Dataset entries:

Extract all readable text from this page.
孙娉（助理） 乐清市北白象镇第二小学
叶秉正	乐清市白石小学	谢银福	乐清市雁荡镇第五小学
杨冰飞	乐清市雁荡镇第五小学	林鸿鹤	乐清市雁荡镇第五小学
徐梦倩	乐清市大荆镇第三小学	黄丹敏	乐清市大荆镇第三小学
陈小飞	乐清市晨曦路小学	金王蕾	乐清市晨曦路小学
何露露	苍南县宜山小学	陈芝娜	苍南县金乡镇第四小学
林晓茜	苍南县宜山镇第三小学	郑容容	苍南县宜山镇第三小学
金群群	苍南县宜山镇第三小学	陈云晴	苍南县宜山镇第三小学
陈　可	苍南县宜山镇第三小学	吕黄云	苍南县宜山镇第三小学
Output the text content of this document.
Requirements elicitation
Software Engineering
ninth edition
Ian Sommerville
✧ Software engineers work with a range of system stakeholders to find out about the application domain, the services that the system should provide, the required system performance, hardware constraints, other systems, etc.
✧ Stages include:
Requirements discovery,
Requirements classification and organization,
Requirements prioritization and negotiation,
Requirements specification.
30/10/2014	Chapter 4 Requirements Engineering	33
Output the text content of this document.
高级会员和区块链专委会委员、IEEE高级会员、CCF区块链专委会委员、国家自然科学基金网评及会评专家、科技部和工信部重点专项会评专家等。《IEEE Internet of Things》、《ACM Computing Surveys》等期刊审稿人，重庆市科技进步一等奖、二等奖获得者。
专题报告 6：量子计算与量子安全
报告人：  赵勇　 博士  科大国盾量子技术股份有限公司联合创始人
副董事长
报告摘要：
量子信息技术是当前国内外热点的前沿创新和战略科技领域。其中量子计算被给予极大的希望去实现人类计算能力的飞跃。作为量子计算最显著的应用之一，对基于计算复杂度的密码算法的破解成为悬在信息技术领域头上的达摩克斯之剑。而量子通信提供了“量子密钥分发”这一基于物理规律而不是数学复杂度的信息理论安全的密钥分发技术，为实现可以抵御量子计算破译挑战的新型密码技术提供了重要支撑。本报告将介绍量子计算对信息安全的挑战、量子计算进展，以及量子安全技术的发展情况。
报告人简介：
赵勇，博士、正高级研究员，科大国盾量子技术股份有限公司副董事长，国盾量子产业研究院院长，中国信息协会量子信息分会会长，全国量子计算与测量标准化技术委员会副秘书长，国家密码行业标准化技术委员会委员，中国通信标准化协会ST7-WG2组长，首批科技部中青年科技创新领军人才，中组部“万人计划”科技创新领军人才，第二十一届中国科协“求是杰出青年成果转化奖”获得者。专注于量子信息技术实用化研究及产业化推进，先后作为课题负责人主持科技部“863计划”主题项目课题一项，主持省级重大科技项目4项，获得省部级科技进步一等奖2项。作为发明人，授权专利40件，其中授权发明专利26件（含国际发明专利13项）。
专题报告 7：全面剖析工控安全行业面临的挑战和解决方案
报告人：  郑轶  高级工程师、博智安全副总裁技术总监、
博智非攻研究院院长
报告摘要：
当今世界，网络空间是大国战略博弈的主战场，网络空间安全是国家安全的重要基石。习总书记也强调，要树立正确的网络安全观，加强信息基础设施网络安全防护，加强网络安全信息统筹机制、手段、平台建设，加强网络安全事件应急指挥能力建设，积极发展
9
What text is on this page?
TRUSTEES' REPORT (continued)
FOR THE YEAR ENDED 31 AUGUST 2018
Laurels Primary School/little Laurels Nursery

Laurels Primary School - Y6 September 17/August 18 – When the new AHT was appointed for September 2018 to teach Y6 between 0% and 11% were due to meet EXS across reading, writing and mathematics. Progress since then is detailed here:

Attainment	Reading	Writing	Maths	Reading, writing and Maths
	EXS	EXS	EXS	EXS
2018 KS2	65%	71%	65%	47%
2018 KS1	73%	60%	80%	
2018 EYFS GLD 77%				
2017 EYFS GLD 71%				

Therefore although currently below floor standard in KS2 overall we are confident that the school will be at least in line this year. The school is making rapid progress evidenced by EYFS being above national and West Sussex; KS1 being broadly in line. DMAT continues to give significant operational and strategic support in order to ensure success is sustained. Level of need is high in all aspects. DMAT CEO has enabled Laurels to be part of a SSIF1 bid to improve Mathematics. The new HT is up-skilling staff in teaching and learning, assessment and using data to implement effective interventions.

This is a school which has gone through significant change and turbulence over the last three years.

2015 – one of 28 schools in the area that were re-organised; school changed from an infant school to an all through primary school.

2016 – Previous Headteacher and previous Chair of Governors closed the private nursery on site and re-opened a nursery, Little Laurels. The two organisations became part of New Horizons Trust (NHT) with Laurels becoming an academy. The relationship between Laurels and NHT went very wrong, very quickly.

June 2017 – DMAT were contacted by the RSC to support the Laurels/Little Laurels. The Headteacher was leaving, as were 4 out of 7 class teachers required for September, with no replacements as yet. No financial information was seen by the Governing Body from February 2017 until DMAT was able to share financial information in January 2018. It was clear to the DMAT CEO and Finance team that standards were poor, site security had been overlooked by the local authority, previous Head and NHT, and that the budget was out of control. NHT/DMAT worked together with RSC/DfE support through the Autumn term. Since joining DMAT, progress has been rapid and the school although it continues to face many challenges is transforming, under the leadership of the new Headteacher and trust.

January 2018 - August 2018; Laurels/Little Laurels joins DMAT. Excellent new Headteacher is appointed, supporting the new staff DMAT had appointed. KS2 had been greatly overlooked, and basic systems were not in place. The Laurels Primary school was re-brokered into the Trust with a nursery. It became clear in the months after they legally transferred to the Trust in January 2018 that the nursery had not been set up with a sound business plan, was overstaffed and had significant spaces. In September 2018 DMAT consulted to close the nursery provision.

→ Goal
Identify and copy the lines holding the word "Engineering".

→ Answer to this task
Software Engineering
30/10/2014	Chapter 4 Requirements Engineering	33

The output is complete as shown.